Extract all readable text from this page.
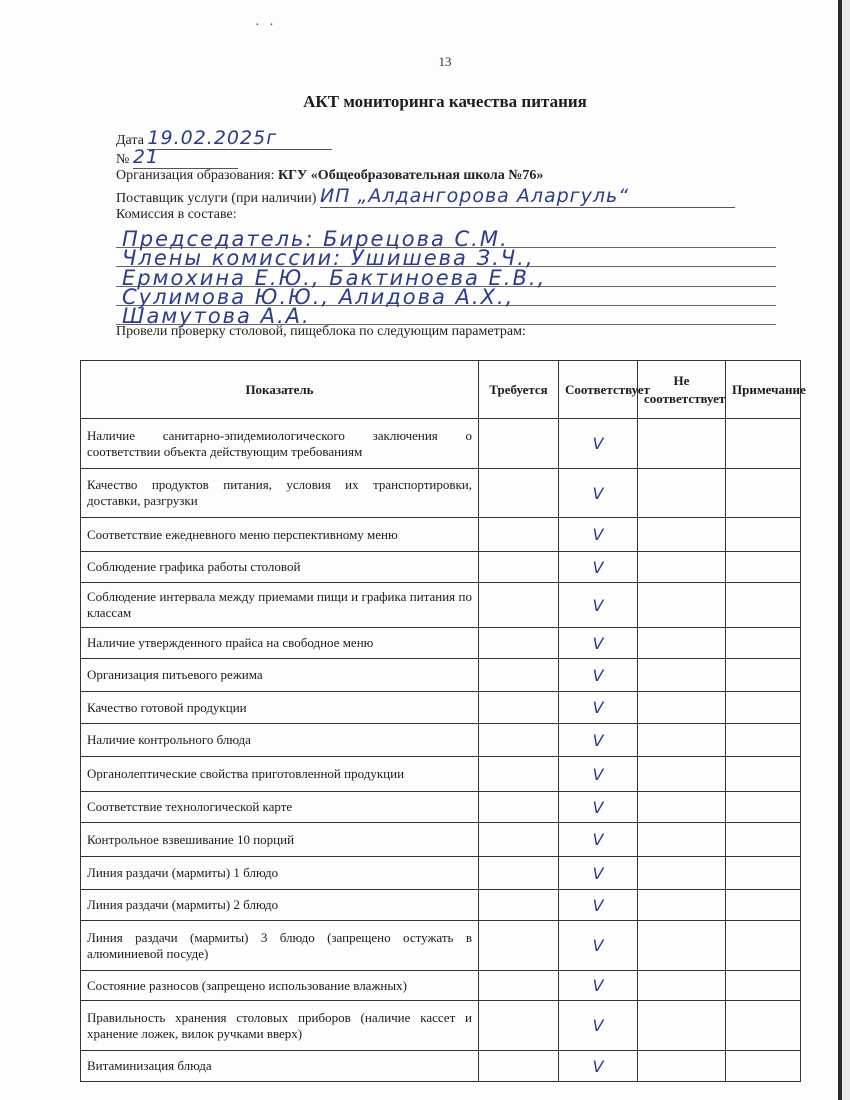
· ·
13
АКТ мониторинга качества питания
Дата 19.02.2025г
№ 21
Организация образования: КГУ «Общеобразовательная школа №76»
Поставщик услуги (при наличии) ИП „Алдангорова Аларгуль“
Комиссия в составе:
Председатель: Бирецова С.М.
Члены комиссии: Ушишева З.Ч.,
Ермохина Е.Ю., Бактиноева Е.В.,
Сулимова Ю.Ю., Алидова А.Х.,
Шамутова А.А.
Провели проверку столовой, пищеблока по следующим параметрам:
Показатель	Требуется	Соответствует	Не соответствует	Примечание
Наличие санитарно-эпидемиологического заключения о соответствии объекта действующим требованиям		V		
Качество продуктов питания, условия их транспортировки, доставки, разгрузки		V		
Соответствие ежедневного меню перспективному меню		V		
Соблюдение графика работы столовой		V		
Соблюдение интервала между приемами пищи и графика питания по классам		V		
Наличие утвержденного прайса на свободное меню		V		
Организация питьевого режима		V		
Качество готовой продукции		V		
Наличие контрольного блюда		V		
Органолептические свойства приготовленной продукции		V		
Соответствие технологической карте		V		
Контрольное взвешивание 10 порций		V		
Линия раздачи (мармиты) 1 блюдо		V		
Линия раздачи (мармиты) 2 блюдо		V		
Линия раздачи (мармиты) 3 блюдо (запрещено остужать в алюминиевой посуде)		V		
Состояние разносов (запрещено использование влажных)		V		
Правильность хранения столовых приборов (наличие кассет и хранение ложек, вилок ручками вверх)		V		
Витаминизация блюда		V		
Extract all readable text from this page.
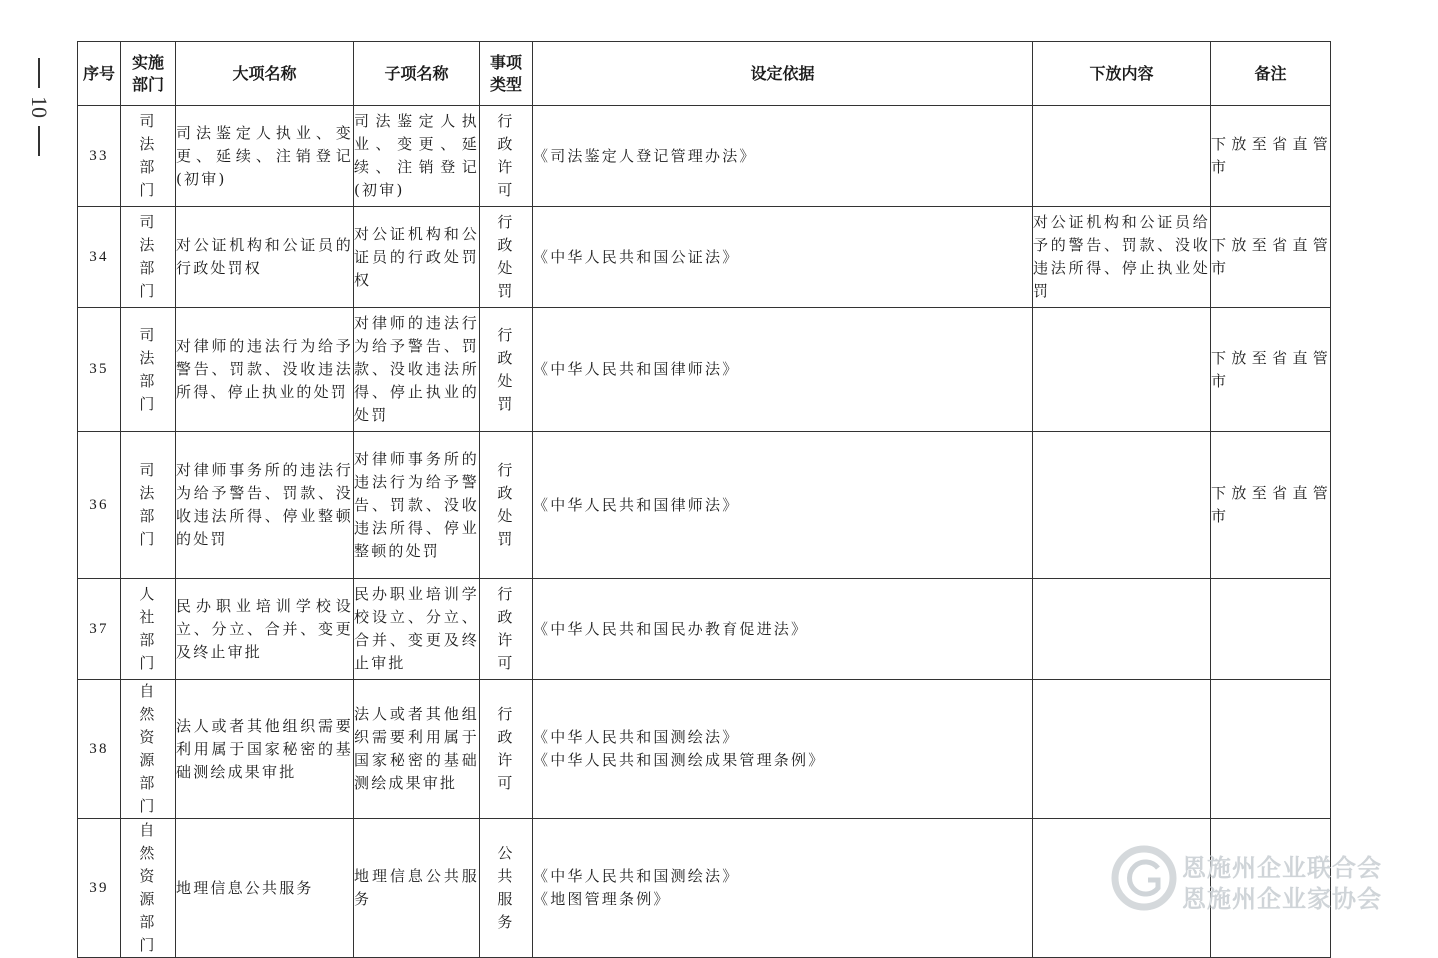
10
序号	实施部门	大项名称	子项名称	事项类型	设定依据	下放内容	备注
33	司法部门	司法鉴定人执业、变更、延续、注销登记(初审)	司法鉴定人执业、变更、延续、注销登记(初审)	行政许可	《司法鉴定人登记管理办法》		下放至省直管市
34	司法部门	对公证机构和公证员的行政处罚权	对公证机构和公证员的行政处罚权	行政处罚	《中华人民共和国公证法》	对公证机构和公证员给予的警告、罚款、没收违法所得、停止执业处罚	下放至省直管市
35	司法部门	对律师的违法行为给予警告、罚款、没收违法所得、停止执业的处罚	对律师的违法行为给予警告、罚款、没收违法所得、停止执业的处罚	行政处罚	《中华人民共和国律师法》		下放至省直管市
36	司法部门	对律师事务所的违法行为给予警告、罚款、没收违法所得、停业整顿的处罚	对律师事务所的违法行为给予警告、罚款、没收违法所得、停业整顿的处罚	行政处罚	《中华人民共和国律师法》		下放至省直管市
37	人社部门	民办职业培训学校设立、分立、合并、变更及终止审批	民办职业培训学校设立、分立、合并、变更及终止审批	行政许可	《中华人民共和国民办教育促进法》		

38	自然资源部门	法人或者其他组织需要利用属于国家秘密的基础测绘成果审批	法人或者其他组织需要利用属于国家秘密的基础测绘成果审批	行政许可	《中华人民共和国测绘法》
《中华人民共和国测绘成果管理条例》		

39	自然资源部门	地理信息公共服务	地理信息公共服务	公共服务	《中华人民共和国测绘法》
《地图管理条例》		

恩施州企业联合会
恩施州企业家协会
═══
◆ **Required work**:
Gather up the lines containing the word "меню" from these records and copy them.

◆ **Task response**:
Соответствие ежедневного меню перспективному меню		V		
Наличие утвержденного прайса на свободное меню		V		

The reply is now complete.